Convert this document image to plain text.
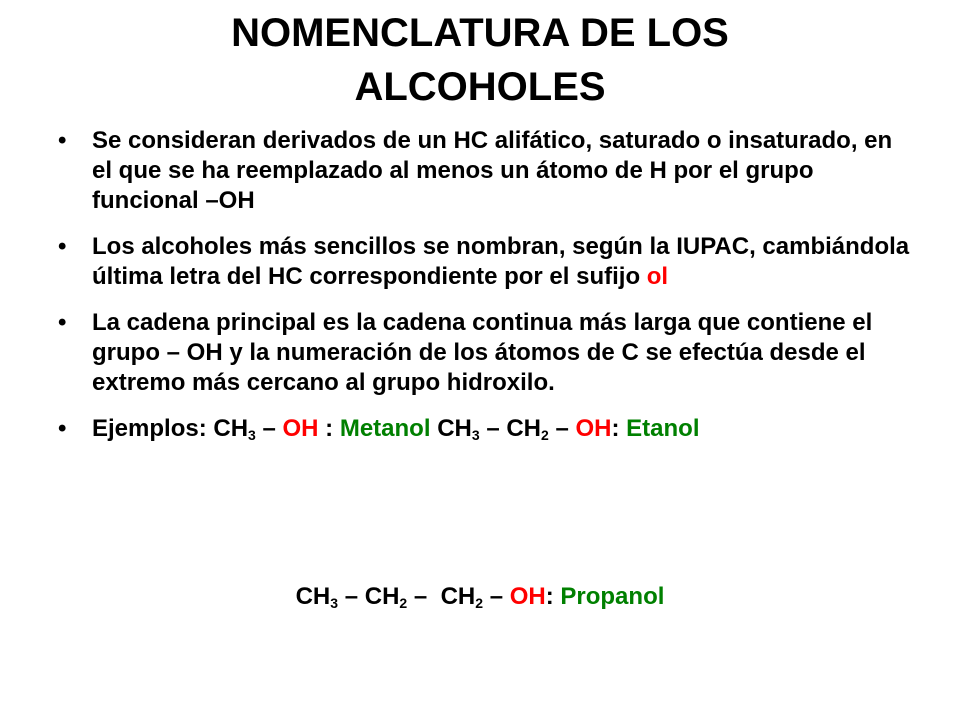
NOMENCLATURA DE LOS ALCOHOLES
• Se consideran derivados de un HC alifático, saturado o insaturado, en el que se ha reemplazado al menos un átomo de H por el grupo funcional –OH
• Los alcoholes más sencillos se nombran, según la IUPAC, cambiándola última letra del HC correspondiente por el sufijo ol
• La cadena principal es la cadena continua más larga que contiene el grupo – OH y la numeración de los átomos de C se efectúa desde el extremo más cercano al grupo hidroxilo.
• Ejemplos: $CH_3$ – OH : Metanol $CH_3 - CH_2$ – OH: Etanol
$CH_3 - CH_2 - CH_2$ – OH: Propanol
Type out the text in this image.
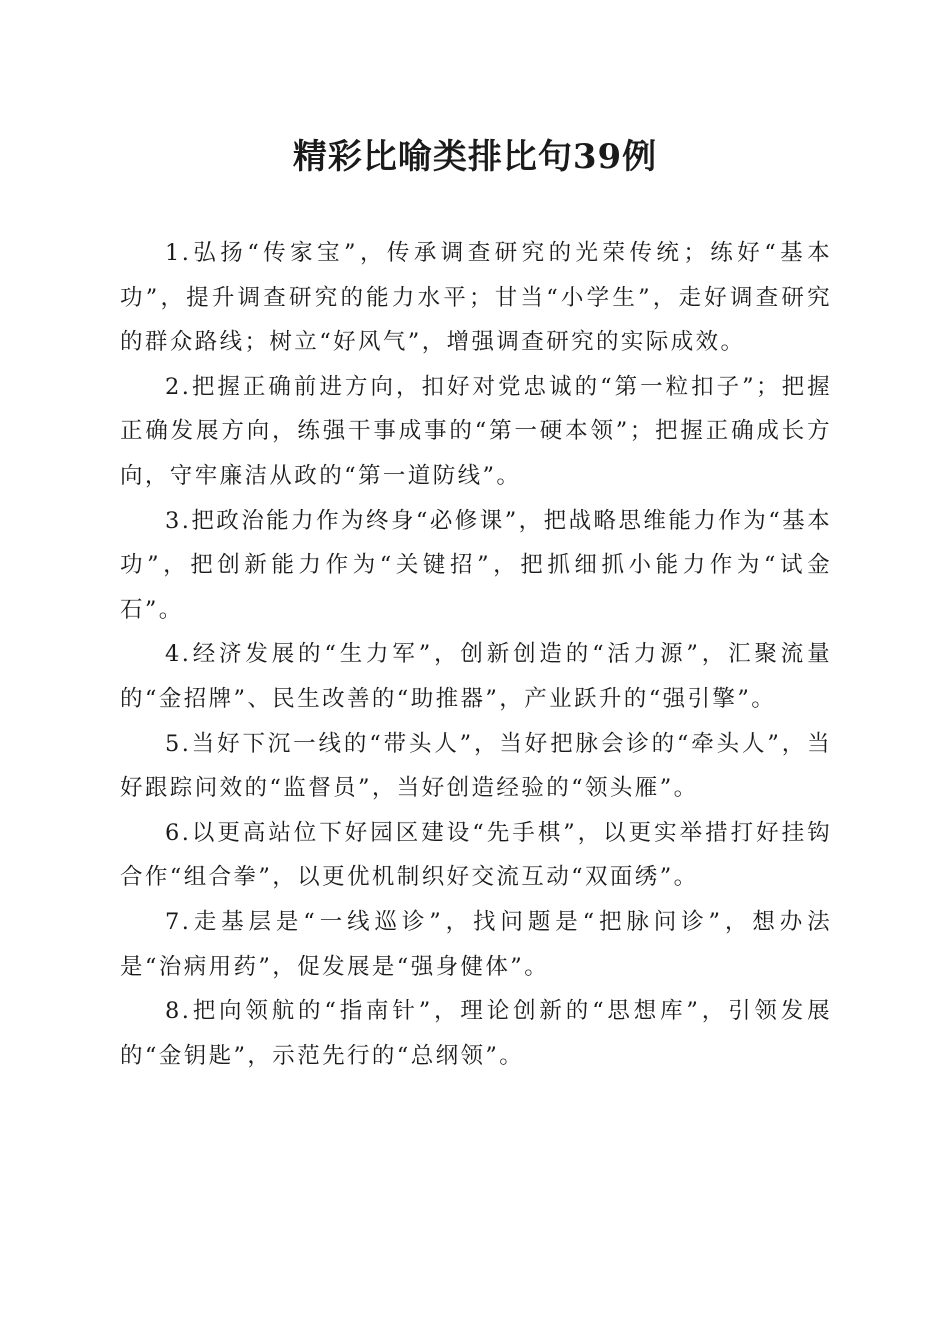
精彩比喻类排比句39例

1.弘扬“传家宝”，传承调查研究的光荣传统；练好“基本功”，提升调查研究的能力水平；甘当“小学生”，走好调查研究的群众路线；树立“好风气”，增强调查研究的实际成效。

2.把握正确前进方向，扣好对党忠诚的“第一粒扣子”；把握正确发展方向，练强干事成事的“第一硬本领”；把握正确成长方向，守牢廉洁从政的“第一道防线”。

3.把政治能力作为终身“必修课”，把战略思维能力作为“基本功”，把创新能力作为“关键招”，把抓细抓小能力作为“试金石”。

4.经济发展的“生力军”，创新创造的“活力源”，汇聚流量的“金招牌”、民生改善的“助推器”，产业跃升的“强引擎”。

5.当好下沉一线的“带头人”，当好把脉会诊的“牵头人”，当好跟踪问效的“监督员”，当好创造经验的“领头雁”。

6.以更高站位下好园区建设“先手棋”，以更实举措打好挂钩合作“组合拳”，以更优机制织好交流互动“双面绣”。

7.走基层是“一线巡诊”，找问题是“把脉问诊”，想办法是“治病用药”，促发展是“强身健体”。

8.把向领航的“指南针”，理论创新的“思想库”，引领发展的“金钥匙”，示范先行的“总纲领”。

*****

In the records above, locate every line with the string "image" and copy it.

REPLY TO THE TASK:
Convert this document image to plain text.
Type out the text in this image.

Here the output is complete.